_Direction_
Review the material and extract every line in which the word "Lanseros" occurs.

--- begin Material for this task ---

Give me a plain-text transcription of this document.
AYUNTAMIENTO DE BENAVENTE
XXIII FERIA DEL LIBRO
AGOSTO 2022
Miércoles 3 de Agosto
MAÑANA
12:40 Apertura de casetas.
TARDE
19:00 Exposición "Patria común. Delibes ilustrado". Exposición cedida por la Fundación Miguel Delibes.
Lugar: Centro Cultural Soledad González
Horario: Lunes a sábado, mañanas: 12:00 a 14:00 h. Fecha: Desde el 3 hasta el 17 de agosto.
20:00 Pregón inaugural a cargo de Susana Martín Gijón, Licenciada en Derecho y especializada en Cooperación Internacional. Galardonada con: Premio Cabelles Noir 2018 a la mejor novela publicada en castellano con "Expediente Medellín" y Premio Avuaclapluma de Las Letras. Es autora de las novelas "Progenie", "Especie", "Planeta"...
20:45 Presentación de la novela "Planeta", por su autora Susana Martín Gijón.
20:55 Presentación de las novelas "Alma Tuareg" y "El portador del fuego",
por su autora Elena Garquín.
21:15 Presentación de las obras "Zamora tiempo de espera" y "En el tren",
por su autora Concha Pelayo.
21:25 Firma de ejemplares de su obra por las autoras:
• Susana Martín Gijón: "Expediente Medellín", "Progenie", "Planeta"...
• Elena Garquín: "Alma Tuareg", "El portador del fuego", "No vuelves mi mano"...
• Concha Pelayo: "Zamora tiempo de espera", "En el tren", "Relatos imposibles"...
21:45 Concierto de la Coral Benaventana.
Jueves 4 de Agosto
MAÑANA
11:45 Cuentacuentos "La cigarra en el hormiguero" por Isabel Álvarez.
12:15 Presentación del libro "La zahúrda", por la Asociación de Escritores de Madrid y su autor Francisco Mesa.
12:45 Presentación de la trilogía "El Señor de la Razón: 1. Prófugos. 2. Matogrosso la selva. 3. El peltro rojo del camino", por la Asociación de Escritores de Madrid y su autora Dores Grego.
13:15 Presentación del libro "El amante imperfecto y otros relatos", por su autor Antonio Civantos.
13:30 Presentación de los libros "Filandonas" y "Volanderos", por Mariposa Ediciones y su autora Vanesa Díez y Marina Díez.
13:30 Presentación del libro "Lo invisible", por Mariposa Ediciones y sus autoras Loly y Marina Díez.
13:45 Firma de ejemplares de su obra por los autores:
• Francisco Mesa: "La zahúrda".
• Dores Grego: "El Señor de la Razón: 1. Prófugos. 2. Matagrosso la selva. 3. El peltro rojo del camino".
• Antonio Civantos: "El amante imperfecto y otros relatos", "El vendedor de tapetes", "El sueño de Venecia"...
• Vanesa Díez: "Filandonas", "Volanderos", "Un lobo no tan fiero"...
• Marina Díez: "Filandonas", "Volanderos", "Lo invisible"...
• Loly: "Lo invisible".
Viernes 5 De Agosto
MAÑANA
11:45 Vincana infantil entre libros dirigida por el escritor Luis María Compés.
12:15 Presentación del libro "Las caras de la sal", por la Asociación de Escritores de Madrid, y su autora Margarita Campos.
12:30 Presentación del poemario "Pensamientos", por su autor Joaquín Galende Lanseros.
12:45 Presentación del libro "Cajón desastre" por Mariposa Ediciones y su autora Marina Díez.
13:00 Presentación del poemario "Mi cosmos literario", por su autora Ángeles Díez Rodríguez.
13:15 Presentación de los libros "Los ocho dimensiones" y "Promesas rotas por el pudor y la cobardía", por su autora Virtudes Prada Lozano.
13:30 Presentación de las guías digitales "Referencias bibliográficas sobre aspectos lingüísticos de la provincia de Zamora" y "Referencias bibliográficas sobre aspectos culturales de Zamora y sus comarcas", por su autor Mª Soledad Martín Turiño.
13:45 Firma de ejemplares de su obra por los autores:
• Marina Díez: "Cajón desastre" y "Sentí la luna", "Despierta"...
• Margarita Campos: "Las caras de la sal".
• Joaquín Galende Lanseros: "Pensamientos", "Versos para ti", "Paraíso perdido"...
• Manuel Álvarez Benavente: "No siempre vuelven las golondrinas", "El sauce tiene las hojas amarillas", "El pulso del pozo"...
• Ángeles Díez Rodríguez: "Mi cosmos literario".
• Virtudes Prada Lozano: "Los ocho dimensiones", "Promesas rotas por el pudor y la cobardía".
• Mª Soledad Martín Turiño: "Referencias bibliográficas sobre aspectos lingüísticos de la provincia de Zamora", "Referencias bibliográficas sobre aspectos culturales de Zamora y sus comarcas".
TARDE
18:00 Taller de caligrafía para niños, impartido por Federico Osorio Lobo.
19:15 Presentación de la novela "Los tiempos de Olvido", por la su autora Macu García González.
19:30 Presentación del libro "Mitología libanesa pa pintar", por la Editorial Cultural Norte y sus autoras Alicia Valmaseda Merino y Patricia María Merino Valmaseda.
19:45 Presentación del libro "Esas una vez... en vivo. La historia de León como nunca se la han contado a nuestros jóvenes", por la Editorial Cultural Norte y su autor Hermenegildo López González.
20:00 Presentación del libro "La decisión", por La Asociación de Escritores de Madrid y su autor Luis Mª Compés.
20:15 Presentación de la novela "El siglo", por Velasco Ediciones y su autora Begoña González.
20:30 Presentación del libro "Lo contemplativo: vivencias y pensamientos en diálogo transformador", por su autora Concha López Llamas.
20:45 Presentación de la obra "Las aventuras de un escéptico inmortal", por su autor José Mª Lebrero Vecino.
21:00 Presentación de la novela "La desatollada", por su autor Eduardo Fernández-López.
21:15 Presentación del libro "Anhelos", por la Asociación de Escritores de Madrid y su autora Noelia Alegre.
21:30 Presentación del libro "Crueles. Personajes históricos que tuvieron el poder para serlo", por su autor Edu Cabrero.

--- end Material for this task ---

_Task response_
12:30 Presentación del poemario "Pensamientos", por su autor Joaquín Galende Lanseros.
• Joaquín Galende Lanseros: "Pensamientos", "Versos para ti", "Paraíso perdido"...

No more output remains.